In [None]:
import pandas as pd
import matplotlib.pyplot as plt
import seaborn as sns
import numpy as np

%matplotlib inline

df = pd.read_csv(r'C:\Users\38095\Documents\GitHub\lab-eda-univariate\amz_uk_price_prediction_dataset.csv')
df

""""Part 1: Understanding Product Categories"""

In [None]:
df.dtypes

1. **Frequency Tables**:
    - Generate a frequency table for the product `category`.

In [None]:
counts = df['category'].value_counts()

In [None]:
frequency_table = df['category'].value_counts()
frequency_table 

 - Which are the top 5 most listed product categories?

In [None]:
counts.head(5)
most_listed = df['category'].value_counts().head(5)
most_listed

2. **Visualizations**:
    - Display the distribution of products across different categories using a bar chart.
    *If you face problems understanding the chart, do it for a subset of top categories.*
    - For a subset of top categories, visualize their proportions using a pie chart.
    Does any category dominate the listings?

In [None]:
sns.barplot(x=most_listed.index, y=most_listed.values, palette="Set3")

Element and region data

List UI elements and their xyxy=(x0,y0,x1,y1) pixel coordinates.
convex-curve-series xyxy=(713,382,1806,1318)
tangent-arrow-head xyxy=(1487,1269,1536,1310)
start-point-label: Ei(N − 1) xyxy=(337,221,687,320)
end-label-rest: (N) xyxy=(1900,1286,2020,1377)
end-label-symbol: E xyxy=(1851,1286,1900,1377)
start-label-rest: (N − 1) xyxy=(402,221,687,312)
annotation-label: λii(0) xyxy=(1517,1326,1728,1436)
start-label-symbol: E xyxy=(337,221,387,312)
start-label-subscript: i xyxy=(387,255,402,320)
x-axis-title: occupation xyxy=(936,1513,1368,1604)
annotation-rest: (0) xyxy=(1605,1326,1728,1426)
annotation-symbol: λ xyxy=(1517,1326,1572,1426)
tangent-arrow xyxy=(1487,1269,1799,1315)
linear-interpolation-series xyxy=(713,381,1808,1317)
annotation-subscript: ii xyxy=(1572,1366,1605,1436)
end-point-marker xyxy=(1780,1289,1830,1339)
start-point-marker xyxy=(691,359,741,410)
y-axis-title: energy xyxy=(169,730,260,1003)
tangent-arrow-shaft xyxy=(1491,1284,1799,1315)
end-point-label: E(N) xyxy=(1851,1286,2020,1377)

_What you will do:_
[1] Summarize the notebook on Amazon UK product categories in two sentences.
[2] Write the next part of the notebook on Amazon UK product categories, picking up after its final line.

_Results of the exercise:_
[1] The notebook loads an Amazon UK price prediction dataset with pandas and, in a part on understanding product categories, builds a frequency table of the category column and pulls out the five most listed categories. It then sets out visualization tasks, a bar chart of products across categories and a pie chart of the top categories' proportions asking whether any category dominates, and starts with a seaborn bar plot of the top five.

[2]
plt.xticks(rotation = 45)

In [None]:
df['category'].value_counts().head(5).plot.pie(autopct='%1.1f%%', startangle=0, colors=sns.color_palette("Set3"))

### Part 2: Delving into Product Pricing

**Business Question**: How are products priced on Amazon UK, and are there specific price points or ranges that are more common?

1. **Measures of Centrality**:
    - Calculate the mean, median, and mode for the `price` of products.
    - What's the average price point of products listed? How does this compare with the most common price point (mode)?

In [None]:
df['price'].mean()

In [None]:
df['price'].median()

In [None]:
df['price'].mode()

2. **Measures of Dispersion**:
    - Determine the variance, standard deviation, range, and interquartile range for product `price`.
    - How varied are the product prices? Are there any indicators of a significant spread in prices?

In [None]:
df['price'].describe()

In [None]:
variance_price = df['price'].var()
std_dev_price = df['price'].std()
min_price = df['price'].min()
max_price = df['price'].max()
range_price = max_price - min_price
quantiles_price = df['price'].quantile([0.25, 0.5, 0.75])

variance_price, std_dev_price, min_price, max_price, range_price, quantiles_price

3. **Visualizations**:
  - Is there a specific price range where most products fall?
    Plot a histogram to visualize the distribution of product prices.
*If its hard to read these diagrams, think why this is, and explain how it could be solved.*.

In [None]:
plt.figure(figsize=(8, 10))
plt.bar(quantiles_price.index, quantiles_price.values, color='skyblue')
plt.title('Quantiles of Price')
plt.xlabel('Quantile')
plt.ylabel('Price')
plt.xticks(quantiles_price.index, ['25%', '50%', '75%'])
plt.show()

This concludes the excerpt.